• [To be done]: Print exactly the lines from the one containing "Give me a plain-text" through the last line of the listing, both included.

-- start --

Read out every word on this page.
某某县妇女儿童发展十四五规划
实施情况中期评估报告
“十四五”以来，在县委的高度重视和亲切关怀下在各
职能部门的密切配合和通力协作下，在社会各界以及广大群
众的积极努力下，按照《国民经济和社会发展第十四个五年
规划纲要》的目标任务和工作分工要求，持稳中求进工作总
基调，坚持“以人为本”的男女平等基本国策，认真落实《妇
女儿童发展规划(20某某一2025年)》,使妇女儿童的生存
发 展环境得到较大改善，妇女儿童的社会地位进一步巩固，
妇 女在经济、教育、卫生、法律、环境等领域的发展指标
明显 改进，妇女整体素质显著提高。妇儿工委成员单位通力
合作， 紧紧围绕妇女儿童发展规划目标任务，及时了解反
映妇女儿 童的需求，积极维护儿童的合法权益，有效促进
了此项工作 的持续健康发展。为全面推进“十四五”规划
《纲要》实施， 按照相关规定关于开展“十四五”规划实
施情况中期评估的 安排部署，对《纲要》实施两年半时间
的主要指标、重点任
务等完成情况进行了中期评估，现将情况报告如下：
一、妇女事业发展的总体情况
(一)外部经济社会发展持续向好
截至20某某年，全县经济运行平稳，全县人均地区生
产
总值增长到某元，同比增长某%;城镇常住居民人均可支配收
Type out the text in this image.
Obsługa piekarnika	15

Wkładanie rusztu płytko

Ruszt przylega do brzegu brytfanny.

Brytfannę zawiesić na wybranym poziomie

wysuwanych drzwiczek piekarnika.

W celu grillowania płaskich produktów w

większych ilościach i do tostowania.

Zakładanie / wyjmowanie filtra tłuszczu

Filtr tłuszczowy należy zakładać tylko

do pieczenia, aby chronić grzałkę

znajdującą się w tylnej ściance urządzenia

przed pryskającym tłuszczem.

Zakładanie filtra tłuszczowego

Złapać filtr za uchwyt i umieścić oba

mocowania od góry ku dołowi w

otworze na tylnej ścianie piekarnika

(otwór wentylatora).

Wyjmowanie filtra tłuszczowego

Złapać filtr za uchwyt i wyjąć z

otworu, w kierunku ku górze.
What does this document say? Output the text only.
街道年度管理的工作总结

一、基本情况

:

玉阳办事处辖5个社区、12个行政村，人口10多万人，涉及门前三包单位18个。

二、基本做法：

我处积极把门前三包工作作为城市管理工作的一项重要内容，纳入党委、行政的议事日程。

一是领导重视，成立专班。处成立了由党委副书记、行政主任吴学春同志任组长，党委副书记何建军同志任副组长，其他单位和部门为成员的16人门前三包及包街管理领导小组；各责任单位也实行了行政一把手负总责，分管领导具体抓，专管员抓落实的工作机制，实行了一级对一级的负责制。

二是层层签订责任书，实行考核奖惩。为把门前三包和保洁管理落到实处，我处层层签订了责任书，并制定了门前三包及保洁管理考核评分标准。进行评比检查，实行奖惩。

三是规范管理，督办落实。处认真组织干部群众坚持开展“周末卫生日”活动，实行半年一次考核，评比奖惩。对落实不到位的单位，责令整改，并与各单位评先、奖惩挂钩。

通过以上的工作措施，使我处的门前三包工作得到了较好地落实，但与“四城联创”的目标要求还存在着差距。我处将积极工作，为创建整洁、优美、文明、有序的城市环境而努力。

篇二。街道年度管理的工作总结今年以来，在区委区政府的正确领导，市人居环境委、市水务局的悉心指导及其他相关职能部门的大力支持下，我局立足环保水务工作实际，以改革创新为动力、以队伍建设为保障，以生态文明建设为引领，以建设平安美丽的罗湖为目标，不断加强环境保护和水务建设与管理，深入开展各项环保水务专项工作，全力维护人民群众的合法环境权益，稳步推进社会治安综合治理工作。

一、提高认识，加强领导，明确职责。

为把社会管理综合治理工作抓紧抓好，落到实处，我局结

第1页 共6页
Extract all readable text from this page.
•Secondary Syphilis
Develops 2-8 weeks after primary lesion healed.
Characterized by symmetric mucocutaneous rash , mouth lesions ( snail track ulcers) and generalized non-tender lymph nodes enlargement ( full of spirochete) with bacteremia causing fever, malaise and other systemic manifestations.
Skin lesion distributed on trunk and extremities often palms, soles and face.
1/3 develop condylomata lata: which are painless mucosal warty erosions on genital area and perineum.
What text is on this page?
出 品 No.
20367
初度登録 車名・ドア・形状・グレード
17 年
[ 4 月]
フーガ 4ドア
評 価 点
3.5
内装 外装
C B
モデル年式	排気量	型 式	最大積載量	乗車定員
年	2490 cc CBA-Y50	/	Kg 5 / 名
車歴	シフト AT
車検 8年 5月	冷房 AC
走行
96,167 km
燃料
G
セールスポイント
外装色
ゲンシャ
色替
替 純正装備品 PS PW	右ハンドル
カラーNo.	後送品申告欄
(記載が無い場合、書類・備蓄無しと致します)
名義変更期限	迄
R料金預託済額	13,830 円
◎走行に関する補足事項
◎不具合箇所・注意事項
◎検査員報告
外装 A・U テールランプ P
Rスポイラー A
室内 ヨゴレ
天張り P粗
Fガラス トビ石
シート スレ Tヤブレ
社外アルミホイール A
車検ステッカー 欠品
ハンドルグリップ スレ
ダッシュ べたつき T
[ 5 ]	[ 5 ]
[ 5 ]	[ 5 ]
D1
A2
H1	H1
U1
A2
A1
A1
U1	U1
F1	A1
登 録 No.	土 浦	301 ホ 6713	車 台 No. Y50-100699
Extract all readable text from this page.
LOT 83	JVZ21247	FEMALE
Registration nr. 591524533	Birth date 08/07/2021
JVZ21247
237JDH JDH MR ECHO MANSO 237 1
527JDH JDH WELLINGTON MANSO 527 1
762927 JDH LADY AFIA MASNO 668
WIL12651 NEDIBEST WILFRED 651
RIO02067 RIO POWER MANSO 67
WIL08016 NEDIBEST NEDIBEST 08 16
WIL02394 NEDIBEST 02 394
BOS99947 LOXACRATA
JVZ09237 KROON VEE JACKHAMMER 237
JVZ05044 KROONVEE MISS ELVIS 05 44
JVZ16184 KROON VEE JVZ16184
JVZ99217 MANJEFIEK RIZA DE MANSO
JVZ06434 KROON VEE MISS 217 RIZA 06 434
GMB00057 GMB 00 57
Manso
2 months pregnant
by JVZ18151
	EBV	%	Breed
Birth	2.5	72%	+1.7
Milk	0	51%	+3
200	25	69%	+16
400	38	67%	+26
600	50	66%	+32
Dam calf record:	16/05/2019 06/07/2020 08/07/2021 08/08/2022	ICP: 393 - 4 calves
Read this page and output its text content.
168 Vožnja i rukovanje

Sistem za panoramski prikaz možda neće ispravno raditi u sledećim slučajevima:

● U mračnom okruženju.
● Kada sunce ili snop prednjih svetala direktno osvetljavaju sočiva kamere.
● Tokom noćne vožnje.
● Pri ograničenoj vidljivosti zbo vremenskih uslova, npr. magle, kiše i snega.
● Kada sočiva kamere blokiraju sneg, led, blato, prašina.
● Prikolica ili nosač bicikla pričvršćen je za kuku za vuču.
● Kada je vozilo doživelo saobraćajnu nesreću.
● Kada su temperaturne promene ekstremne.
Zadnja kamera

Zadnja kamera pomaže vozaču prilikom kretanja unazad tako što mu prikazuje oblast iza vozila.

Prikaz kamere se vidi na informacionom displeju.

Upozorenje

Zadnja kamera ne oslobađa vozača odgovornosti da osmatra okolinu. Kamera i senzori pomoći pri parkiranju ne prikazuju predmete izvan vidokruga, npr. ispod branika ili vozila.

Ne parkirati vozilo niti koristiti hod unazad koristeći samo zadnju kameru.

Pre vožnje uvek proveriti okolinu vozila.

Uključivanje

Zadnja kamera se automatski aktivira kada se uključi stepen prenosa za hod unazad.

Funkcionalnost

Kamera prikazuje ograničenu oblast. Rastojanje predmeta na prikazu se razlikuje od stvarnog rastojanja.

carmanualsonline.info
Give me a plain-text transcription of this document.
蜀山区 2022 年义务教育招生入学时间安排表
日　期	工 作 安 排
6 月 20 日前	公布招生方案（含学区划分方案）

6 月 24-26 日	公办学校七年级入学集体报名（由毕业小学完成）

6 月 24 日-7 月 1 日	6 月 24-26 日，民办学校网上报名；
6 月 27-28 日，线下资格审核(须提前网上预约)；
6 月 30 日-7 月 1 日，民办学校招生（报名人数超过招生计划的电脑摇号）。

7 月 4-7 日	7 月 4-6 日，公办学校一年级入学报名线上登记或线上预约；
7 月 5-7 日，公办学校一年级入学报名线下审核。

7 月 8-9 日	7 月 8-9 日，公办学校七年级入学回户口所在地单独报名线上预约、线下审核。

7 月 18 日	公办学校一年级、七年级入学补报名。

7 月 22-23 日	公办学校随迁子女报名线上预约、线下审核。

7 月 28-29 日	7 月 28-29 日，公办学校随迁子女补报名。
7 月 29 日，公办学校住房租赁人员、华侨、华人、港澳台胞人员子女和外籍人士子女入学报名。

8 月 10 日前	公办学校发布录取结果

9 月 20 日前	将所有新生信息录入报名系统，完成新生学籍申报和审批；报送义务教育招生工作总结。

-- end --

• [Result]:
Give me a plain-text transcription of this document.
蜀山区 2022 年义务教育招生入学时间安排表
日　期	工 作 安 排
6 月 20 日前	公布招生方案（含学区划分方案）

6 月 24-26 日	公办学校七年级入学集体报名（由毕业小学完成）

6 月 24 日-7 月 1 日	6 月 24-26 日，民办学校网上报名；
6 月 27-28 日，线下资格审核(须提前网上预约)；
6 月 30 日-7 月 1 日，民办学校招生（报名人数超过招生计划的电脑摇号）。

7 月 4-7 日	7 月 4-6 日，公办学校一年级入学报名线上登记或线上预约；
7 月 5-7 日，公办学校一年级入学报名线下审核。

7 月 8-9 日	7 月 8-9 日，公办学校七年级入学回户口所在地单独报名线上预约、线下审核。

7 月 18 日	公办学校一年级、七年级入学补报名。

7 月 22-23 日	公办学校随迁子女报名线上预约、线下审核。

7 月 28-29 日	7 月 28-29 日，公办学校随迁子女补报名。
7 月 29 日，公办学校住房租赁人员、华侨、华人、港澳台胞人员子女和外籍人士子女入学报名。

8 月 10 日前	公办学校发布录取结果

9 月 20 日前	将所有新生信息录入报名系统，完成新生学籍申报和审批；报送义务教育招生工作总结。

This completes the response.